WHAT IS NEEDED - Each line in the entries below that holds the string "підтримувати" is to be listed.

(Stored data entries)

--- start ---

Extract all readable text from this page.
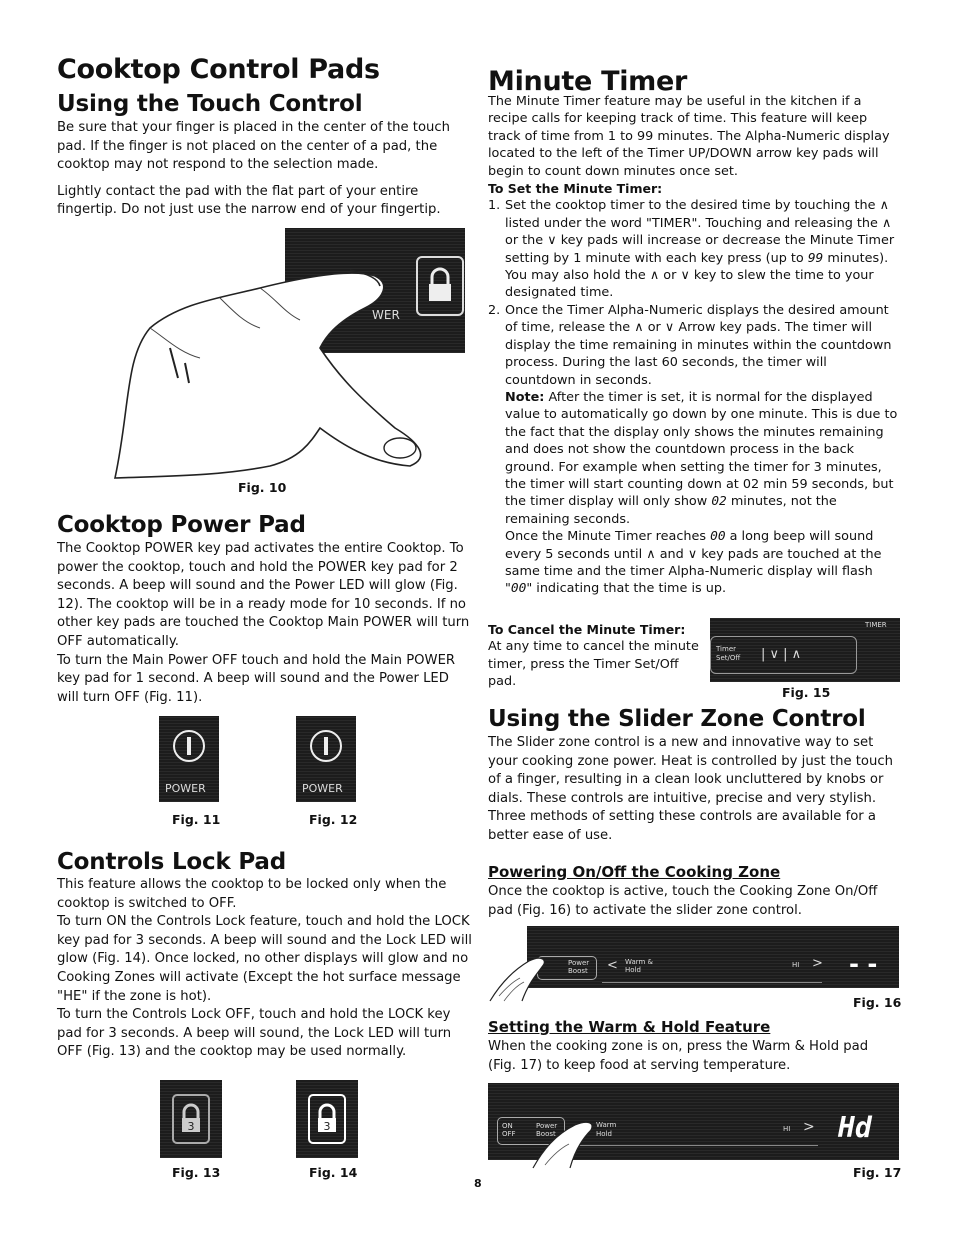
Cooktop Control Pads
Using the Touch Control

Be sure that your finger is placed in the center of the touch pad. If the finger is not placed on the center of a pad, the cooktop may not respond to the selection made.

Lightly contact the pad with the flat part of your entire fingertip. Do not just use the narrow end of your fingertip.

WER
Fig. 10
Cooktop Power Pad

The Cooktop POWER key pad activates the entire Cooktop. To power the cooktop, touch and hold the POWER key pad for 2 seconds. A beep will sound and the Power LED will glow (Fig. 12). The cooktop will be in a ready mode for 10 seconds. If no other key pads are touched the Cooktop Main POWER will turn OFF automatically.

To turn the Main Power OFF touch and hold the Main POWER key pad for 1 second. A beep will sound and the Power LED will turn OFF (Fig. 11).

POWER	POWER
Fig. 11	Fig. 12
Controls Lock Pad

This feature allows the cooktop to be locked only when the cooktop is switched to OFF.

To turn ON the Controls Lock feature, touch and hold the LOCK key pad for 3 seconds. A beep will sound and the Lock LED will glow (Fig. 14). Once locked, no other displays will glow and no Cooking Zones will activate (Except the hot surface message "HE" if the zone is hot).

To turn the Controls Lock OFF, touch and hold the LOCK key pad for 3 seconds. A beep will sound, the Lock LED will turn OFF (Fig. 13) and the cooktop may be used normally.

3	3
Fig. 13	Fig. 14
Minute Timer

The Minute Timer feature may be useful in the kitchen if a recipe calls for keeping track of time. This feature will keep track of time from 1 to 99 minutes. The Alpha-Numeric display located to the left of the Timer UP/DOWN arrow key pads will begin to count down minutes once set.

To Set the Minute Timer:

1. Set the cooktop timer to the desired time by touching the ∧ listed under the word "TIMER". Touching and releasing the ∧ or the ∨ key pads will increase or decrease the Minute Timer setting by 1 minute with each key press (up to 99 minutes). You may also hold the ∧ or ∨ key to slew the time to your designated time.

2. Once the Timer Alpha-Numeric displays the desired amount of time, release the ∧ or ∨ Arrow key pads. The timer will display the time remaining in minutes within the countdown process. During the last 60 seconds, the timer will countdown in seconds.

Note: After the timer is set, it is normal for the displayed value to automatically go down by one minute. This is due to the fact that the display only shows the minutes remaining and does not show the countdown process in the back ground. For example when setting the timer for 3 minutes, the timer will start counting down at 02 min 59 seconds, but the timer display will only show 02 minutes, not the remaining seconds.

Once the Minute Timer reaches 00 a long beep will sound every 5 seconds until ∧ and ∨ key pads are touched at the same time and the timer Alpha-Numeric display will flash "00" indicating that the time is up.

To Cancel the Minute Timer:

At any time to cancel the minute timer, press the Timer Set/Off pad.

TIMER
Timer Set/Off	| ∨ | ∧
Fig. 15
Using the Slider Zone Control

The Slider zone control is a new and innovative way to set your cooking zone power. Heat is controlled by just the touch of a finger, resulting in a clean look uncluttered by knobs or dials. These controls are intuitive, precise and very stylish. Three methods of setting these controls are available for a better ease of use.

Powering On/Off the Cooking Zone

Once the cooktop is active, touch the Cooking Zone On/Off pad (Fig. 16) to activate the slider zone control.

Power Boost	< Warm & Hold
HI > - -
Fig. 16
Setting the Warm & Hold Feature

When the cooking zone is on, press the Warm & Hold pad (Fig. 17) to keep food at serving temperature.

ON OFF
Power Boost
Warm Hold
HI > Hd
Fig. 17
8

--- end ---
--- start ---

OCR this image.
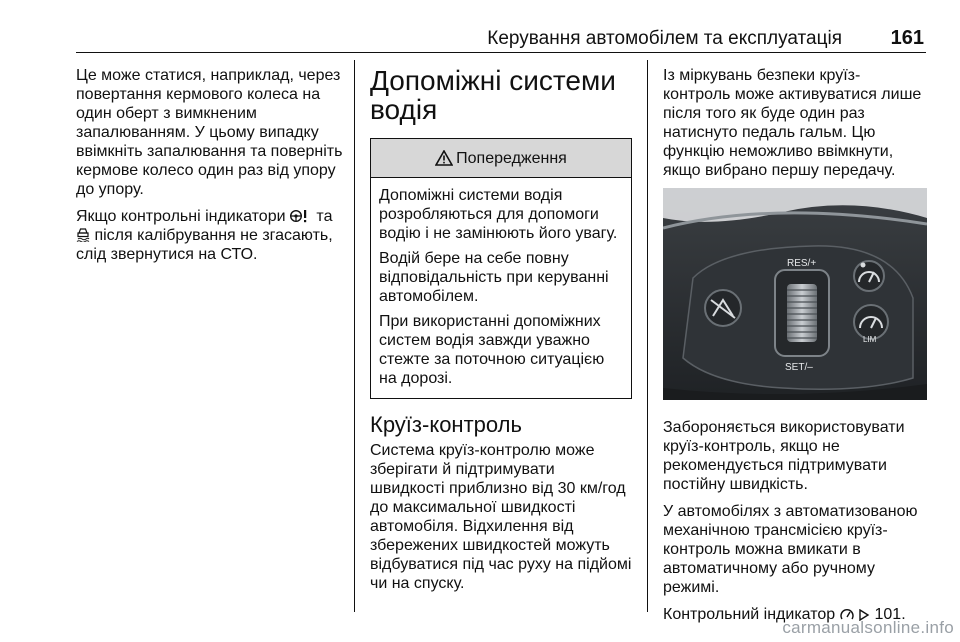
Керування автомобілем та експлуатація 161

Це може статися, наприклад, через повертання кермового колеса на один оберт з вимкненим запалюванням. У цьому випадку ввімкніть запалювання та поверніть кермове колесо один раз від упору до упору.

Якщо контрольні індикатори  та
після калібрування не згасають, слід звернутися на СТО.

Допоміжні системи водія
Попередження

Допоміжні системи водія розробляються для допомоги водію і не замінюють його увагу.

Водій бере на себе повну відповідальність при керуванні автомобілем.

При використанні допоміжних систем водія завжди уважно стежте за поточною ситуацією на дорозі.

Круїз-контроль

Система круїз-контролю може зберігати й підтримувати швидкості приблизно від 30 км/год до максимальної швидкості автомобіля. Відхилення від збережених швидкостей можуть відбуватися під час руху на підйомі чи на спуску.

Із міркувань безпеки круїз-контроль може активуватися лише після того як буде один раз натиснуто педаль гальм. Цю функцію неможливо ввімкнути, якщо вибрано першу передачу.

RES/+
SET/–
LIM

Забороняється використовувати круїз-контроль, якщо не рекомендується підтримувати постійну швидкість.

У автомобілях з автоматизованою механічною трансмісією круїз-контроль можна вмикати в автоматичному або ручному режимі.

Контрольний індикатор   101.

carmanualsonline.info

--- end ---
--- start ---

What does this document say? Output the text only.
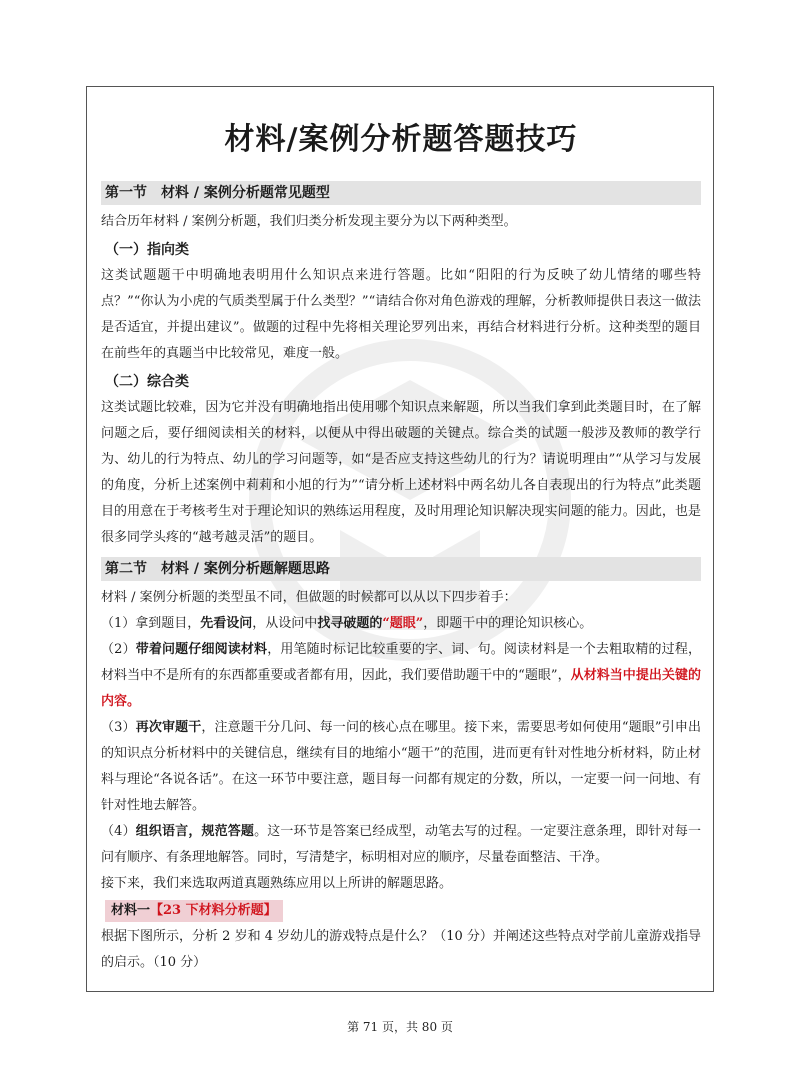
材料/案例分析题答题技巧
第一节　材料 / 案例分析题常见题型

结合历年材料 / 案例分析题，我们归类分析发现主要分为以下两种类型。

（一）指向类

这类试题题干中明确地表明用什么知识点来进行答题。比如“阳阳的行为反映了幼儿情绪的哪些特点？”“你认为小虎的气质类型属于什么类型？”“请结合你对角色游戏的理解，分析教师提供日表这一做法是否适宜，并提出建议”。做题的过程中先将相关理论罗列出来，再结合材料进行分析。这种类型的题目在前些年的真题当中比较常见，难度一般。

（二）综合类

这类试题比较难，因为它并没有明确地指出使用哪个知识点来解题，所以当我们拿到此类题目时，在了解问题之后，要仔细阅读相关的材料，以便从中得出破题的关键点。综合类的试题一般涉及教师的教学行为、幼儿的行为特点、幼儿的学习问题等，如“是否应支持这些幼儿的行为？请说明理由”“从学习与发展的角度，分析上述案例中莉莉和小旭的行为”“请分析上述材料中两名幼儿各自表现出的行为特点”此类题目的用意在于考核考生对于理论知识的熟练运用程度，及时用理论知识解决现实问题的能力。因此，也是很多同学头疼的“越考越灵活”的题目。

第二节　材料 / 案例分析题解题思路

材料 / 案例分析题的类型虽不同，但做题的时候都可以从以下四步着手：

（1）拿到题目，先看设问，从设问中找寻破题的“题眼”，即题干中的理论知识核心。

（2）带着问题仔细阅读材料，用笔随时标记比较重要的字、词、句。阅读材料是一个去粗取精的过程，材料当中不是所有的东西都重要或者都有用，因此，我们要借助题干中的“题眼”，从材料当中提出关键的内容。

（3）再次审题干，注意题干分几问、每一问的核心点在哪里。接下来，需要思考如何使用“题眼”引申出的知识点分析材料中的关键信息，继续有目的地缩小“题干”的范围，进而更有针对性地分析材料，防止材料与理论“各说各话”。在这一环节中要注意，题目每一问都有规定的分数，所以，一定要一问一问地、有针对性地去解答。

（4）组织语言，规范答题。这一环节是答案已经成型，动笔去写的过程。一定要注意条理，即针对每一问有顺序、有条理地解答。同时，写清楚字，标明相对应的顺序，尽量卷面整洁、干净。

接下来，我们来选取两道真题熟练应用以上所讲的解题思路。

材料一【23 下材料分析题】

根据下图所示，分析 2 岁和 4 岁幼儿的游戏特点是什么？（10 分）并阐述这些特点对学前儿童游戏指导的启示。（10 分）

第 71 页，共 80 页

--- end ---

THE ANSWER -
Система круїз-контролю може зберігати й підтримувати швидкості приблизно від 30 км/год до максимальної швидкості автомобіля. Відхилення від збережених швидкостей можуть відбуватися під час руху на підйомі чи на спуску.
Забороняється використовувати круїз-контроль, якщо не рекомендується підтримувати постійну швидкість.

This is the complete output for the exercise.